» **What you need to do**
Of the lines listed below, how many contain the string "this"? Answer with the number alone.

» **Supplied data**
==================================================
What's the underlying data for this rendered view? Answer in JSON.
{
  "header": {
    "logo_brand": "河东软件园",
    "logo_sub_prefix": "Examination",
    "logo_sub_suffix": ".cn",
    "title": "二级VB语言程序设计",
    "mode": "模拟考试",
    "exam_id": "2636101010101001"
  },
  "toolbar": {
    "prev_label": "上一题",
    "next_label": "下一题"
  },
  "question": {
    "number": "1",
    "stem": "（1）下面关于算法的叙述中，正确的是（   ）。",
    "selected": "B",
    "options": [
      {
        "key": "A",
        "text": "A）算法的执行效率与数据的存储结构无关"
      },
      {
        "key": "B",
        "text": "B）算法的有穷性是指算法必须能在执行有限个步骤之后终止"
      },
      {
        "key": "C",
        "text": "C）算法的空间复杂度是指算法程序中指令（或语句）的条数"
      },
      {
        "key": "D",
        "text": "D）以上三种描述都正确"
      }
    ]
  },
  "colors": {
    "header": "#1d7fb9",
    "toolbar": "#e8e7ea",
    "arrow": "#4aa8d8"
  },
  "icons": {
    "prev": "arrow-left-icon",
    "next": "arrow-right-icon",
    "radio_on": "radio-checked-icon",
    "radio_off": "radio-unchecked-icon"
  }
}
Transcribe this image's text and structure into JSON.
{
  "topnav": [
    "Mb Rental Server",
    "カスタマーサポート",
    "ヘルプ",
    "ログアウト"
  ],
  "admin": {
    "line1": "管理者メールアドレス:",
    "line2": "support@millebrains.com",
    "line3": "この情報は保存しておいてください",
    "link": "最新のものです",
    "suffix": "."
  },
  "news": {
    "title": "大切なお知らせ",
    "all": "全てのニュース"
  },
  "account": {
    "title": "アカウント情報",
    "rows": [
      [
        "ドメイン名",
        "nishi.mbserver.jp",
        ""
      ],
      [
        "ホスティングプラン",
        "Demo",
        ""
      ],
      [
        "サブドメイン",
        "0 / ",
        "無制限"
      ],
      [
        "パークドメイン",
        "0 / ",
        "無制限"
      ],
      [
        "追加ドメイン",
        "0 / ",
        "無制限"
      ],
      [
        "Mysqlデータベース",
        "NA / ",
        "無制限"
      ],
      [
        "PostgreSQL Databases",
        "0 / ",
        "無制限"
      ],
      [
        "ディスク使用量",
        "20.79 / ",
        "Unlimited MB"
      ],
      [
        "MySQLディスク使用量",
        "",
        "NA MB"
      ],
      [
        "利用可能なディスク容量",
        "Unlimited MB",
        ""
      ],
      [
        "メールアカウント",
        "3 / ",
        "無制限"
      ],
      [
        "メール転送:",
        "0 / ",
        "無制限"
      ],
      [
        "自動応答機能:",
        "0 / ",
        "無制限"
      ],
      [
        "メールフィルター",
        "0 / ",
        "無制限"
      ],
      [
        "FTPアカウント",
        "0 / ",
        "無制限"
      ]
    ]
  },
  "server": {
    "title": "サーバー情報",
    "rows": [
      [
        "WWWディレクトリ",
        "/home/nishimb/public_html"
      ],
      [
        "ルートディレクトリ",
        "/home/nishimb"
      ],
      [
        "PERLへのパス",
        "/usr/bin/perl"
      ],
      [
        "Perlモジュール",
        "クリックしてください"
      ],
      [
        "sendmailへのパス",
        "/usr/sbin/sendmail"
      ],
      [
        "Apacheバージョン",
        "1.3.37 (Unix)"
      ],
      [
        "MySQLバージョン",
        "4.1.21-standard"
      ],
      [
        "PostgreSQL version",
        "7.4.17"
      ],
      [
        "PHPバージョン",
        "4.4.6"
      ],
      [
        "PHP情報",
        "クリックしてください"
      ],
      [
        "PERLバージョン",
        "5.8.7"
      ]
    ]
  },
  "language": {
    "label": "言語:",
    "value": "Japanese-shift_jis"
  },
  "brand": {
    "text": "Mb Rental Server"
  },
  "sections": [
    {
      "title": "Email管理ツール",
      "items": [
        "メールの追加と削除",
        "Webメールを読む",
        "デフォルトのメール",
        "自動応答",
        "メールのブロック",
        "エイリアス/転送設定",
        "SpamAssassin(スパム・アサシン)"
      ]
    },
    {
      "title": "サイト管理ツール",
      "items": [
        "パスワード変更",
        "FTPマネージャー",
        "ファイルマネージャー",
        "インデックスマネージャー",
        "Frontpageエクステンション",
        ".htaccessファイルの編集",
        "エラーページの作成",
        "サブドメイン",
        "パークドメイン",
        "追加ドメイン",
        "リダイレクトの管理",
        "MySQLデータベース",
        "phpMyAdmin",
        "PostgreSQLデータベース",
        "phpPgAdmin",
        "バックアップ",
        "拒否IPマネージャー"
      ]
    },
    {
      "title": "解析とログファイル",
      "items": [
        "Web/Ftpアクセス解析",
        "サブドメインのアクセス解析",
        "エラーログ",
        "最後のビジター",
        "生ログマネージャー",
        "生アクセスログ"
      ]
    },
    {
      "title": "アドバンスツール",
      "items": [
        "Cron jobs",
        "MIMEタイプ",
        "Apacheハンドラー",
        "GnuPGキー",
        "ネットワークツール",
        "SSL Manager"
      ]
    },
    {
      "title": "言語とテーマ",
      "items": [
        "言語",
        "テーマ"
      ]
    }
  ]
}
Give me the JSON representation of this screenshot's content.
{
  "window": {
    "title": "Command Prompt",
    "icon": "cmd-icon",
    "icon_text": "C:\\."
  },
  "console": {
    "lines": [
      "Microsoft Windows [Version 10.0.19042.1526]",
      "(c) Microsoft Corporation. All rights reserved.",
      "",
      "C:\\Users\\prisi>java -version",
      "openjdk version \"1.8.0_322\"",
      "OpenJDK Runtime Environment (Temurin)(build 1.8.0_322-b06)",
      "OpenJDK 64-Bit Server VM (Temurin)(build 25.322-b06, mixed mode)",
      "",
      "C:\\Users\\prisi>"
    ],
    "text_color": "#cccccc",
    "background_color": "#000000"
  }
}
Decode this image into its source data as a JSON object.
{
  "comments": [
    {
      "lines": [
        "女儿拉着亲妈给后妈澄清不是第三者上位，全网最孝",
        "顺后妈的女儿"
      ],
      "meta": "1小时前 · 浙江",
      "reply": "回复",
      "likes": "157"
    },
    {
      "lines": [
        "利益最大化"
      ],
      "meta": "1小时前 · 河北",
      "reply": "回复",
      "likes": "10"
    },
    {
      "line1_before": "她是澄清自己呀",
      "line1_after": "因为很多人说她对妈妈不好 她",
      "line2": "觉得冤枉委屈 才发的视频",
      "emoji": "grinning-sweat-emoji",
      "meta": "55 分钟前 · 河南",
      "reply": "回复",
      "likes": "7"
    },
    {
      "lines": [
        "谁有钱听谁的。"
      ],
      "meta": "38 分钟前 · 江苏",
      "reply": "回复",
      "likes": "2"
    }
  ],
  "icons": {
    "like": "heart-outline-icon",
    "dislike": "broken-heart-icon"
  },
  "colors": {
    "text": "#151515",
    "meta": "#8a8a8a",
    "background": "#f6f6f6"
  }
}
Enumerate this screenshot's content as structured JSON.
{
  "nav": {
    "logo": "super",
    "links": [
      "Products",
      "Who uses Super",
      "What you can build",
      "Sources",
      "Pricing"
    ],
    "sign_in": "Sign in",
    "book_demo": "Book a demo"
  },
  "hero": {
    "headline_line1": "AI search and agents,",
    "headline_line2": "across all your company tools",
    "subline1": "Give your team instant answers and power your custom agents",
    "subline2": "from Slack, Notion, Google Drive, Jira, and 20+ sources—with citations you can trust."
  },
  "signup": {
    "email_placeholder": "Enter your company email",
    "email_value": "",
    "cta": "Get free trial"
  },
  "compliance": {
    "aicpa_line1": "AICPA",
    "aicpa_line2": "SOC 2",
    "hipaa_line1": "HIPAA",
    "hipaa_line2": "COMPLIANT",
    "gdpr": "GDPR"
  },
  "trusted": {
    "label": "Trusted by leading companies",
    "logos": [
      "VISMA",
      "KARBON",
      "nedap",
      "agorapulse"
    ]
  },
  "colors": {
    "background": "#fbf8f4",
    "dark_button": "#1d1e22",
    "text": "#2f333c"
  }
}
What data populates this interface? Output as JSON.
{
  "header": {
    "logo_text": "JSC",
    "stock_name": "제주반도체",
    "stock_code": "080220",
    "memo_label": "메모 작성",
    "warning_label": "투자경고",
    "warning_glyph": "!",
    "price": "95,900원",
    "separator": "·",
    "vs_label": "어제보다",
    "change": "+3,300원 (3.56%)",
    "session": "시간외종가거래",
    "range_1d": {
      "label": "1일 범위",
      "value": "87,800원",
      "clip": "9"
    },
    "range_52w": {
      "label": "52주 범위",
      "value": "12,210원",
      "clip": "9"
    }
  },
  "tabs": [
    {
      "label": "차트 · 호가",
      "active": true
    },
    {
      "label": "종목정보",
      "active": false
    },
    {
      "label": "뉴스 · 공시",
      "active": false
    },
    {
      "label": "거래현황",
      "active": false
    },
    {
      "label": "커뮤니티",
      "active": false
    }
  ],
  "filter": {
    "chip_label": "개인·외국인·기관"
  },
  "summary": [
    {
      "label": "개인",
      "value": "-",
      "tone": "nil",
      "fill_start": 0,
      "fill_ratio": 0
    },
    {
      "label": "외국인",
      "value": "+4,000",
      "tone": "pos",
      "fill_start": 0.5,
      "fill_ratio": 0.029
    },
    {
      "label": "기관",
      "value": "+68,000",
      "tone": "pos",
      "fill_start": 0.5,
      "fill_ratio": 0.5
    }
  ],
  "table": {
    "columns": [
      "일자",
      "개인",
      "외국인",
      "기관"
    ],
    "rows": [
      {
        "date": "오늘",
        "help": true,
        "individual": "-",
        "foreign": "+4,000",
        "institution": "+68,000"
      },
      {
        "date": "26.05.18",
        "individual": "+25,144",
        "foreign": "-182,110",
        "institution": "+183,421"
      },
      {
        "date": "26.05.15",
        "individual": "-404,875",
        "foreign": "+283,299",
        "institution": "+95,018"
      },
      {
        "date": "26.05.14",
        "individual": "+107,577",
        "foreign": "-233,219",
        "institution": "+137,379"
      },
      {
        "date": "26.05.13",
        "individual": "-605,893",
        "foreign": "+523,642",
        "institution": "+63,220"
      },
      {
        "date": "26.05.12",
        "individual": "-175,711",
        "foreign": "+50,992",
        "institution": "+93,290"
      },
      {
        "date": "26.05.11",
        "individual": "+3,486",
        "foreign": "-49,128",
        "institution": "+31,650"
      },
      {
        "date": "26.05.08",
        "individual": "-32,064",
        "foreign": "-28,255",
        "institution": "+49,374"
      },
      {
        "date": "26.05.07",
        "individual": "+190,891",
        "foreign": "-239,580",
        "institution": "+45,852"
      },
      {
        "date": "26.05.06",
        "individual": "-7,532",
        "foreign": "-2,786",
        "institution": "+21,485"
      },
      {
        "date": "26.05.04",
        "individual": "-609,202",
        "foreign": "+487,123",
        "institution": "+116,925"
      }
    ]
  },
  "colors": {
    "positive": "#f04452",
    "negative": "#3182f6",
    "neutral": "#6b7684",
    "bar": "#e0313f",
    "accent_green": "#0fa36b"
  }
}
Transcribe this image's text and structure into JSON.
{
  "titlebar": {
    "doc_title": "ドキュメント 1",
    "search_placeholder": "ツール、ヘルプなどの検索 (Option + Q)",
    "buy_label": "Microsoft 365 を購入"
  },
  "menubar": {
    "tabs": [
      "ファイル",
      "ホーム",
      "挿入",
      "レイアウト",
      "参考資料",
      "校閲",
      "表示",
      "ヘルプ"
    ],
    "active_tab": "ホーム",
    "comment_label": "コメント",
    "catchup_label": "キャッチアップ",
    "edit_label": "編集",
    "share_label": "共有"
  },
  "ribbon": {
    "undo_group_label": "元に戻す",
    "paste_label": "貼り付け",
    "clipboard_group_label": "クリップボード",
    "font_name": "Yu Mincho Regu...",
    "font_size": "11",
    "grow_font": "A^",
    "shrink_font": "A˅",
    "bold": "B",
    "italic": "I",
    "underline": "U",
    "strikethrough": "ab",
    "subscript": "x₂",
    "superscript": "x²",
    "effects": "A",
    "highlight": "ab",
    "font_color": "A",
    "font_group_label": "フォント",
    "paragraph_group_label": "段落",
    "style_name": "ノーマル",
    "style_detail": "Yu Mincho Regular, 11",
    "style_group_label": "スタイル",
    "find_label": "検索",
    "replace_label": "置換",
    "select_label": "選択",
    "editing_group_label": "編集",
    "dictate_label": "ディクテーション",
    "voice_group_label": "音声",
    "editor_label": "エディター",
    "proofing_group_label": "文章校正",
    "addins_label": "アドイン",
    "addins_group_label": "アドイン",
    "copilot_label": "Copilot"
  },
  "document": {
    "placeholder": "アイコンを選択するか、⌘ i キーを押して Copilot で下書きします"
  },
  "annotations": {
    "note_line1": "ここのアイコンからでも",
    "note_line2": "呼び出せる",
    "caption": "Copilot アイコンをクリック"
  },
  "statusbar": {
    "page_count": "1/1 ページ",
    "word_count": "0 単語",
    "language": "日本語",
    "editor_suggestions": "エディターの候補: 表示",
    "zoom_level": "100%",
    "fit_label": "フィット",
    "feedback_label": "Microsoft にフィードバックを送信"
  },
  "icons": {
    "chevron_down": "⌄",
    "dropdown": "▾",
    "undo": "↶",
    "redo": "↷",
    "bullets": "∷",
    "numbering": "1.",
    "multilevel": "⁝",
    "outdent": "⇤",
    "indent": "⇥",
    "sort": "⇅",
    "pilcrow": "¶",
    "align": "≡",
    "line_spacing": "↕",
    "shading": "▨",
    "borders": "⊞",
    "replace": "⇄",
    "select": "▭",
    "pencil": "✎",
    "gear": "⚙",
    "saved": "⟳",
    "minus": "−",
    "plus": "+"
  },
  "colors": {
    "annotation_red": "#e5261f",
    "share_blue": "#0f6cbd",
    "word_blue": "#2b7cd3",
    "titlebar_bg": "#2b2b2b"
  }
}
==================================================
» **Written reply**
7